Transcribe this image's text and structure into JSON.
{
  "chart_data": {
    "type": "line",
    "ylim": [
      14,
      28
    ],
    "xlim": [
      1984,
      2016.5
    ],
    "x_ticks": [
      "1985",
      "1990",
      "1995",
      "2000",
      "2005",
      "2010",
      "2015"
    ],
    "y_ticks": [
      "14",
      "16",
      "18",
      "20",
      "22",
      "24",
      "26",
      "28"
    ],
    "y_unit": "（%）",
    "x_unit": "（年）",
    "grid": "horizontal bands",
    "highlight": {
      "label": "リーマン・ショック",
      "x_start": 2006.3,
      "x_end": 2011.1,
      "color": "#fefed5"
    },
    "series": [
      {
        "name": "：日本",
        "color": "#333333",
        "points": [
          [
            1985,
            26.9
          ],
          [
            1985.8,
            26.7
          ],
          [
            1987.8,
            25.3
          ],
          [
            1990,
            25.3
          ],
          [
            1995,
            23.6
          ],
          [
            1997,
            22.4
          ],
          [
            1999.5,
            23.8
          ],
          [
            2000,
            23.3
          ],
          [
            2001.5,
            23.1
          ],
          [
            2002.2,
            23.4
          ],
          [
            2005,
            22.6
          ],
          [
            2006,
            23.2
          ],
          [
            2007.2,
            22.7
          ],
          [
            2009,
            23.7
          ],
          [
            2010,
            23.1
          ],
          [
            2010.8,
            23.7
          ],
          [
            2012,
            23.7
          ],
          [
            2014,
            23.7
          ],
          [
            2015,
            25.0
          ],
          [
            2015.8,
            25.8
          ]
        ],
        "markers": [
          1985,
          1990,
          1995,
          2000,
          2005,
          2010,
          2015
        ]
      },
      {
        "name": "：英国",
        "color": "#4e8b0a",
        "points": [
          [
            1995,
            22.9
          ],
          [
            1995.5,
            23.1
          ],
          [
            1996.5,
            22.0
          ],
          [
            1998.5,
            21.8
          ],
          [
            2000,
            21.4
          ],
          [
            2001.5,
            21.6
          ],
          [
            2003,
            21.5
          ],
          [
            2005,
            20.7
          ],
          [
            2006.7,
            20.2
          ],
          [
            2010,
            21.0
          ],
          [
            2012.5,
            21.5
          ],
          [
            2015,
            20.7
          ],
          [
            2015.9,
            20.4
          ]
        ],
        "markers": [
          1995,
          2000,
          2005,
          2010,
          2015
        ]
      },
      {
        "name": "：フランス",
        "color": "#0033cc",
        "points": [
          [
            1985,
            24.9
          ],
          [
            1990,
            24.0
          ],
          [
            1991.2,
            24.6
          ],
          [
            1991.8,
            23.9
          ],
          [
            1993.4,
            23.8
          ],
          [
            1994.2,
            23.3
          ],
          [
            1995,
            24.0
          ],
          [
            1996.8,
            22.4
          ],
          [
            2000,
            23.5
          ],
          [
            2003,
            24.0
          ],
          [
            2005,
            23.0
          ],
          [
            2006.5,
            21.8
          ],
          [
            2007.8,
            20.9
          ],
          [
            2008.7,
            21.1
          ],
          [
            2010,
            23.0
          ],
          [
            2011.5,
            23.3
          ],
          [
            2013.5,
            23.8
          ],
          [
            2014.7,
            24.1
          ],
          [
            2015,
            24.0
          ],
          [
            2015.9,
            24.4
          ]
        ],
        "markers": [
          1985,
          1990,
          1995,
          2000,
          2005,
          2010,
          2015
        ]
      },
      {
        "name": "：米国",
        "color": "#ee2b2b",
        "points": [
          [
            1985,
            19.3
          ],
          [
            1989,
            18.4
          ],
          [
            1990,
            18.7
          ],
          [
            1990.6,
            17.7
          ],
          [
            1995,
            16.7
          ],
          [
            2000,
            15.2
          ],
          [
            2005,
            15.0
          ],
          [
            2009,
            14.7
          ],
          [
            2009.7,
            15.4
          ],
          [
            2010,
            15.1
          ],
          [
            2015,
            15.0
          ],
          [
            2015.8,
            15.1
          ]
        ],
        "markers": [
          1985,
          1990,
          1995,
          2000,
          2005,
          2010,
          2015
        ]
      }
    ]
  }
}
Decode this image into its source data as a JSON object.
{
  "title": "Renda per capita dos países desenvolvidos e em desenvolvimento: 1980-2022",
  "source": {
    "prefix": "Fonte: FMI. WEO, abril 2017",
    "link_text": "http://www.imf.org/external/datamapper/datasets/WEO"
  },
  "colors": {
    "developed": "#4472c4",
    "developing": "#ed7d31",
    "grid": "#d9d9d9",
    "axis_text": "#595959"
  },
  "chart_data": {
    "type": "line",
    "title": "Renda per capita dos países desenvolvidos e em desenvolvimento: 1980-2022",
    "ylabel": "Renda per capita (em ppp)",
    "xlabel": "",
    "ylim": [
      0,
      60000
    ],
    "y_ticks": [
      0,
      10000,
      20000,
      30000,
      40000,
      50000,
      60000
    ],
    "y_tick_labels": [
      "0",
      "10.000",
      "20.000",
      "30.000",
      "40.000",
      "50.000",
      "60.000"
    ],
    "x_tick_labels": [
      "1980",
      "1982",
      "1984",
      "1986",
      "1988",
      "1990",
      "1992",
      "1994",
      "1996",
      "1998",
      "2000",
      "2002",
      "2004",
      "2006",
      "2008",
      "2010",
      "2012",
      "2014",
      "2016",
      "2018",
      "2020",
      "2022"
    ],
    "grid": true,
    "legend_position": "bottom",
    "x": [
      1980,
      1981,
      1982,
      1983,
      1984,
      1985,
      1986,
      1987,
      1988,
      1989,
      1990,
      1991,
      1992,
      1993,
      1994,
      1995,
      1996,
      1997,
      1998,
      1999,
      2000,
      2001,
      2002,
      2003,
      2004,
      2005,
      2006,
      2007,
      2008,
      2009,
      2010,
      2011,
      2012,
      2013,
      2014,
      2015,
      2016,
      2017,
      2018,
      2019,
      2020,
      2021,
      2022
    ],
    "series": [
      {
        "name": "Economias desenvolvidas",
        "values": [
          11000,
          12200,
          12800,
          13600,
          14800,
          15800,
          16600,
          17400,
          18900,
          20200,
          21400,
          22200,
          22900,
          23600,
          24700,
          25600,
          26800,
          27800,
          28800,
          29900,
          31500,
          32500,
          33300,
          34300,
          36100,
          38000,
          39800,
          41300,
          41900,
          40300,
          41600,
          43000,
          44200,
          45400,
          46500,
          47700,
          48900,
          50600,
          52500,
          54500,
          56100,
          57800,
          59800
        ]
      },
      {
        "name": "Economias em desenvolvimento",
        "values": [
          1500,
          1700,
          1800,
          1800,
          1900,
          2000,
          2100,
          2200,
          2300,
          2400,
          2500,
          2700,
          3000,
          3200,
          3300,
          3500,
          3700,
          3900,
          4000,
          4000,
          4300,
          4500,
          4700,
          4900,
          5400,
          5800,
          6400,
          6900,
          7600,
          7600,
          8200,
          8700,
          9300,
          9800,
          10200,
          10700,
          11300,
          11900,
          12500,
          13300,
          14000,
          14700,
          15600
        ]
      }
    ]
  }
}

.....

## WRITTEN REQUEST
Which lines of the data above contain "capita"? Copy each one.

## OUTPUT BELOW
  "title": "Renda per capita dos países desenvolvidos e em desenvolvimento: 1980-2022",
    "title": "Renda per capita dos países desenvolvidos e em desenvolvimento: 1980-2022",
    "ylabel": "Renda per capita (em ppp)",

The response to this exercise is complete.